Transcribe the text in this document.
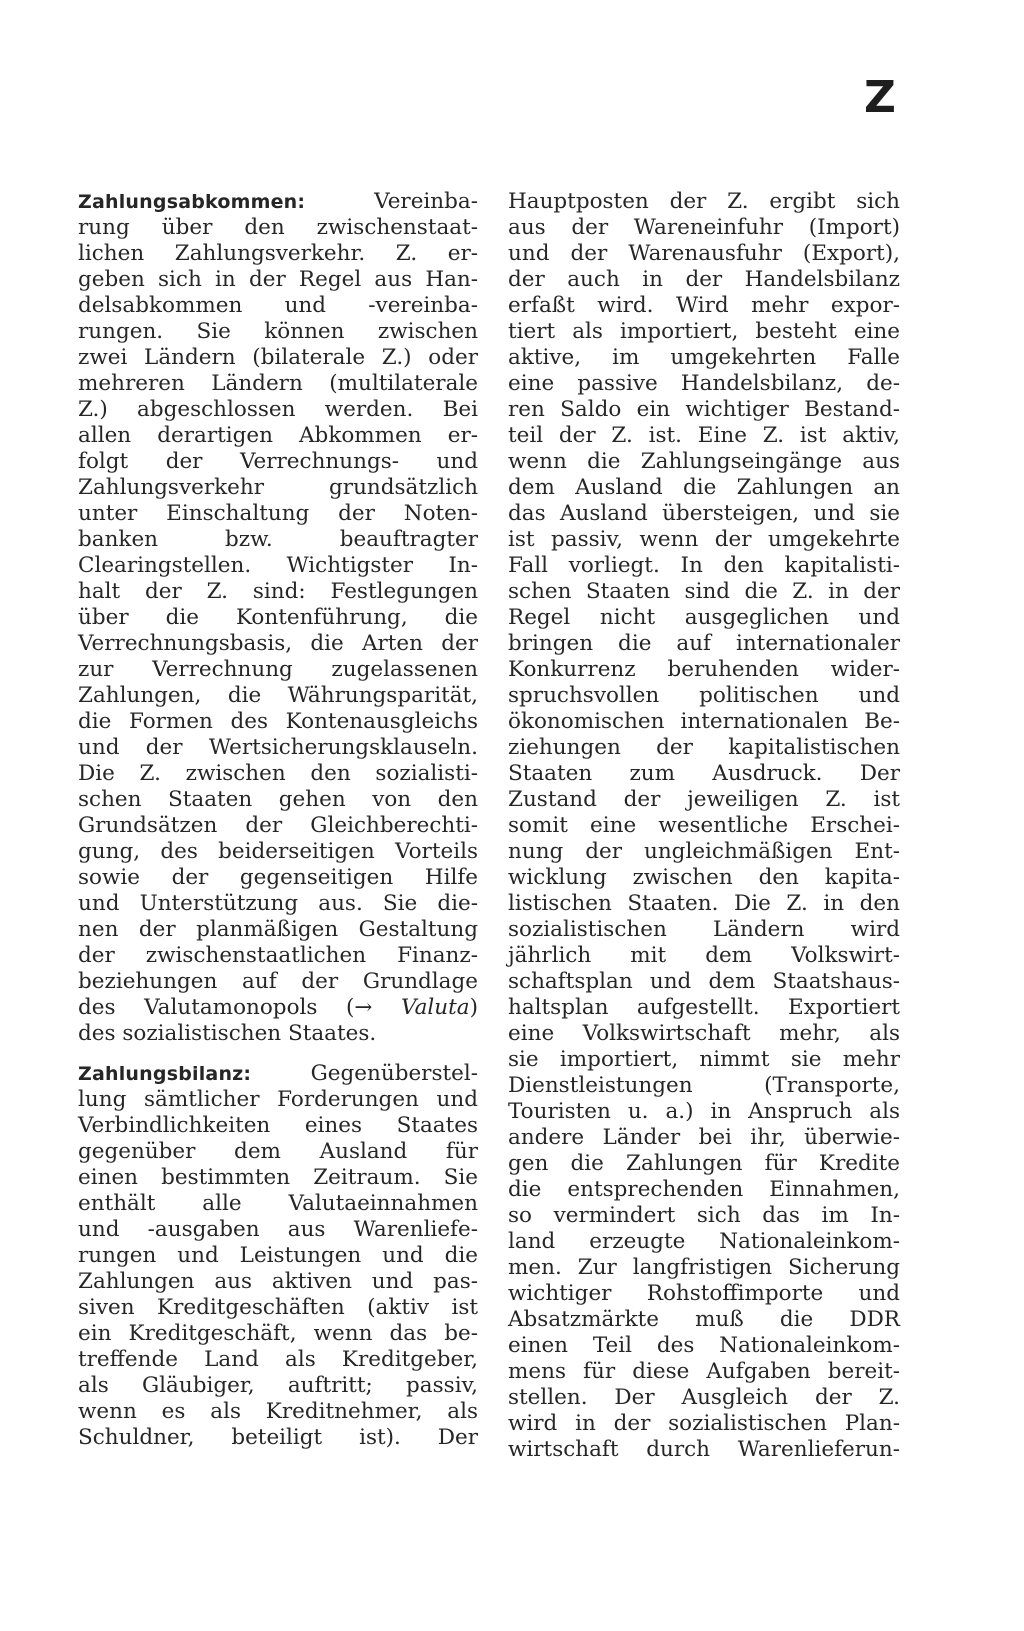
Z
Zahlungsabkommen:	Vereinba-
rung über den zwischenstaat-
lichen Zahlungsverkehr. Z. er-
geben sich in der Regel aus Han-
delsabkommen und -vereinba-
rungen. Sie können zwischen
zwei Ländern (bilaterale Z.) oder
mehreren Ländern (multilaterale
Z.) abgeschlossen werden. Bei
allen derartigen Abkommen er-
folgt der Verrechnungs- und
Zahlungsverkehr grundsätzlich
unter Einschaltung der Noten-
banken bzw. beauftragter
Clearingstellen. Wichtigster In-
halt der Z. sind: Festlegungen
über die Kontenführung, die
Verrechnungsbasis, die Arten der
zur Verrechnung zugelassenen
Zahlungen, die Währungsparität,
die Formen des Kontenausgleichs
und der Wertsicherungsklauseln.
Die Z. zwischen den sozialisti-
schen Staaten gehen von den
Grundsätzen der Gleichberechti-
gung, des beiderseitigen Vorteils
sowie der gegenseitigen Hilfe
und Unterstützung aus. Sie die-
nen der planmäßigen Gestaltung
der zwischenstaatlichen Finanz-
beziehungen auf der Grundlage
des Valutamonopols (→ Valuta)
des sozialistischen Staates.
Zahlungsbilanz:	Gegenüberstel-
lung sämtlicher Forderungen und
Verbindlichkeiten eines Staates
gegenüber dem Ausland für
einen bestimmten Zeitraum. Sie
enthält alle Valutaeinnahmen
und -ausgaben aus Warenliefe-
rungen und Leistungen und die
Zahlungen aus aktiven und pas-
siven Kreditgeschäften (aktiv ist
ein Kreditgeschäft, wenn das be-
treffende Land als Kreditgeber,
als Gläubiger, auftritt; passiv,
wenn es als Kreditnehmer, als
Schuldner, beteiligt ist). Der
Hauptposten der Z. ergibt sich
aus der Wareneinfuhr (Import)
und der Warenausfuhr (Export),
der auch in der Handelsbilanz
erfaßt wird. Wird mehr expor-
tiert als importiert, besteht eine
aktive, im umgekehrten Falle
eine passive Handelsbilanz, de-
ren Saldo ein wichtiger Bestand-
teil der Z. ist. Eine Z. ist aktiv,
wenn die Zahlungseingänge aus
dem Ausland die Zahlungen an
das Ausland übersteigen, und sie
ist passiv, wenn der umgekehrte
Fall vorliegt. In den kapitalisti-
schen Staaten sind die Z. in der
Regel nicht ausgeglichen und
bringen die auf internationaler
Konkurrenz beruhenden wider-
spruchsvollen politischen und
ökonomischen internationalen Be-
ziehungen der kapitalistischen
Staaten zum Ausdruck. Der
Zustand der jeweiligen Z. ist
somit eine wesentliche Erschei-
nung der ungleichmäßigen Ent-
wicklung zwischen den kapita-
listischen Staaten. Die Z. in den
sozialistischen Ländern wird
jährlich mit dem Volkswirt-
schaftsplan und dem Staatshaus-
haltsplan aufgestellt. Exportiert
eine Volkswirtschaft mehr, als
sie importiert, nimmt sie mehr
Dienstleistungen (Transporte,
Touristen u. a.) in Anspruch als
andere Länder bei ihr, überwie-
gen die Zahlungen für Kredite
die entsprechenden Einnahmen,
so vermindert sich das im In-
land erzeugte Nationaleinkom-
men. Zur langfristigen Sicherung
wichtiger Rohstoffimporte und
Absatzmärkte muß die DDR
einen Teil des Nationaleinkom-
mens für diese Aufgaben bereit-
stellen. Der Ausgleich der Z.
wird in der sozialistischen Plan-
wirtschaft durch Warenlieferun-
--- --- ---
## What to do
Skip every picture and transcribe the data above exactly.

## Exercise solution
Transcribe the text in this document.
Z
Zahlungsabkommen:	Vereinba-
rung über den zwischenstaat-
lichen Zahlungsverkehr. Z. er-
geben sich in der Regel aus Han-
delsabkommen und -vereinba-
rungen. Sie können zwischen
zwei Ländern (bilaterale Z.) oder
mehreren Ländern (multilaterale
Z.) abgeschlossen werden. Bei
allen derartigen Abkommen er-
folgt der Verrechnungs- und
Zahlungsverkehr grundsätzlich
unter Einschaltung der Noten-
banken bzw. beauftragter
Clearingstellen. Wichtigster In-
halt der Z. sind: Festlegungen
über die Kontenführung, die
Verrechnungsbasis, die Arten der
zur Verrechnung zugelassenen
Zahlungen, die Währungsparität,
die Formen des Kontenausgleichs
und der Wertsicherungsklauseln.
Die Z. zwischen den sozialisti-
schen Staaten gehen von den
Grundsätzen der Gleichberechti-
gung, des beiderseitigen Vorteils
sowie der gegenseitigen Hilfe
und Unterstützung aus. Sie die-
nen der planmäßigen Gestaltung
der zwischenstaatlichen Finanz-
beziehungen auf der Grundlage
des Valutamonopols (→ Valuta)
des sozialistischen Staates.
Zahlungsbilanz:	Gegenüberstel-
lung sämtlicher Forderungen und
Verbindlichkeiten eines Staates
gegenüber dem Ausland für
einen bestimmten Zeitraum. Sie
enthält alle Valutaeinnahmen
und -ausgaben aus Warenliefe-
rungen und Leistungen und die
Zahlungen aus aktiven und pas-
siven Kreditgeschäften (aktiv ist
ein Kreditgeschäft, wenn das be-
treffende Land als Kreditgeber,
als Gläubiger, auftritt; passiv,
wenn es als Kreditnehmer, als
Schuldner, beteiligt ist). Der
Hauptposten der Z. ergibt sich
aus der Wareneinfuhr (Import)
und der Warenausfuhr (Export),
der auch in der Handelsbilanz
erfaßt wird. Wird mehr expor-
tiert als importiert, besteht eine
aktive, im umgekehrten Falle
eine passive Handelsbilanz, de-
ren Saldo ein wichtiger Bestand-
teil der Z. ist. Eine Z. ist aktiv,
wenn die Zahlungseingänge aus
dem Ausland die Zahlungen an
das Ausland übersteigen, und sie
ist passiv, wenn der umgekehrte
Fall vorliegt. In den kapitalisti-
schen Staaten sind die Z. in der
Regel nicht ausgeglichen und
bringen die auf internationaler
Konkurrenz beruhenden wider-
spruchsvollen politischen und
ökonomischen internationalen Be-
ziehungen der kapitalistischen
Staaten zum Ausdruck. Der
Zustand der jeweiligen Z. ist
somit eine wesentliche Erschei-
nung der ungleichmäßigen Ent-
wicklung zwischen den kapita-
listischen Staaten. Die Z. in den
sozialistischen Ländern wird
jährlich mit dem Volkswirt-
schaftsplan und dem Staatshaus-
haltsplan aufgestellt. Exportiert
eine Volkswirtschaft mehr, als
sie importiert, nimmt sie mehr
Dienstleistungen (Transporte,
Touristen u. a.) in Anspruch als
andere Länder bei ihr, überwie-
gen die Zahlungen für Kredite
die entsprechenden Einnahmen,
so vermindert sich das im In-
land erzeugte Nationaleinkom-
men. Zur langfristigen Sicherung
wichtiger Rohstoffimporte und
Absatzmärkte muß die DDR
einen Teil des Nationaleinkom-
mens für diese Aufgaben bereit-
stellen. Der Ausgleich der Z.
wird in der sozialistischen Plan-
wirtschaft durch Warenlieferun-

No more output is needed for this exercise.